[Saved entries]
—————

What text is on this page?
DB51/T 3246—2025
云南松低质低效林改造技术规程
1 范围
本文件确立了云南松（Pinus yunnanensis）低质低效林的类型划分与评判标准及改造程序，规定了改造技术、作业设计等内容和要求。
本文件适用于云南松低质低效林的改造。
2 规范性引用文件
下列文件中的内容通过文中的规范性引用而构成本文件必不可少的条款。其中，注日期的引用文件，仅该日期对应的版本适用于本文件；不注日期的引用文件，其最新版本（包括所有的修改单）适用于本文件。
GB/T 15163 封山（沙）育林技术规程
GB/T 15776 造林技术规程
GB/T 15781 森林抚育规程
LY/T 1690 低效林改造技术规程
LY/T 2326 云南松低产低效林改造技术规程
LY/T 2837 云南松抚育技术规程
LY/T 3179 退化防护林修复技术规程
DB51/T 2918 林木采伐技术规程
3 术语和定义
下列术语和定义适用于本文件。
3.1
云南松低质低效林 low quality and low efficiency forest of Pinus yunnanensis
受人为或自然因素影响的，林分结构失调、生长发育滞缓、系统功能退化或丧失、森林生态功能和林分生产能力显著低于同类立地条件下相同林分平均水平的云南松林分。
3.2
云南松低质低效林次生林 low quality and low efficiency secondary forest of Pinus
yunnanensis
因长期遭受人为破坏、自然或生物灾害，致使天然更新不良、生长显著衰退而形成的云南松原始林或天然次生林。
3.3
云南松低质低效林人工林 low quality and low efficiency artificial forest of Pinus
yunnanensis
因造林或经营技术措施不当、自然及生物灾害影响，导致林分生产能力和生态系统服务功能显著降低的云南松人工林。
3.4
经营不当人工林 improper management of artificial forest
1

—————

All of the entries must be quoted exactly; please include each one.

What text is on this page?
DB51/T 3246—2025
云南松低质低效林改造技术规程
1 范围
本文件确立了云南松（Pinus yunnanensis）低质低效林的类型划分与评判标准及改造程序，规定了改造技术、作业设计等内容和要求。
本文件适用于云南松低质低效林的改造。
2 规范性引用文件
下列文件中的内容通过文中的规范性引用而构成本文件必不可少的条款。其中，注日期的引用文件，仅该日期对应的版本适用于本文件；不注日期的引用文件，其最新版本（包括所有的修改单）适用于本文件。
GB/T 15163 封山（沙）育林技术规程
GB/T 15776 造林技术规程
GB/T 15781 森林抚育规程
LY/T 1690 低效林改造技术规程
LY/T 2326 云南松低产低效林改造技术规程
LY/T 2837 云南松抚育技术规程
LY/T 3179 退化防护林修复技术规程
DB51/T 2918 林木采伐技术规程
3 术语和定义
下列术语和定义适用于本文件。
3.1
云南松低质低效林 low quality and low efficiency forest of Pinus yunnanensis
受人为或自然因素影响的，林分结构失调、生长发育滞缓、系统功能退化或丧失、森林生态功能和林分生产能力显著低于同类立地条件下相同林分平均水平的云南松林分。
3.2
云南松低质低效林次生林 low quality and low efficiency secondary forest of Pinus
yunnanensis
因长期遭受人为破坏、自然或生物灾害，致使天然更新不良、生长显著衰退而形成的云南松原始林或天然次生林。
3.3
云南松低质低效林人工林 low quality and low efficiency artificial forest of Pinus
yunnanensis
因造林或经营技术措施不当、自然及生物灾害影响，导致林分生产能力和生态系统服务功能显著降低的云南松人工林。
3.4
经营不当人工林 improper management of artificial forest
1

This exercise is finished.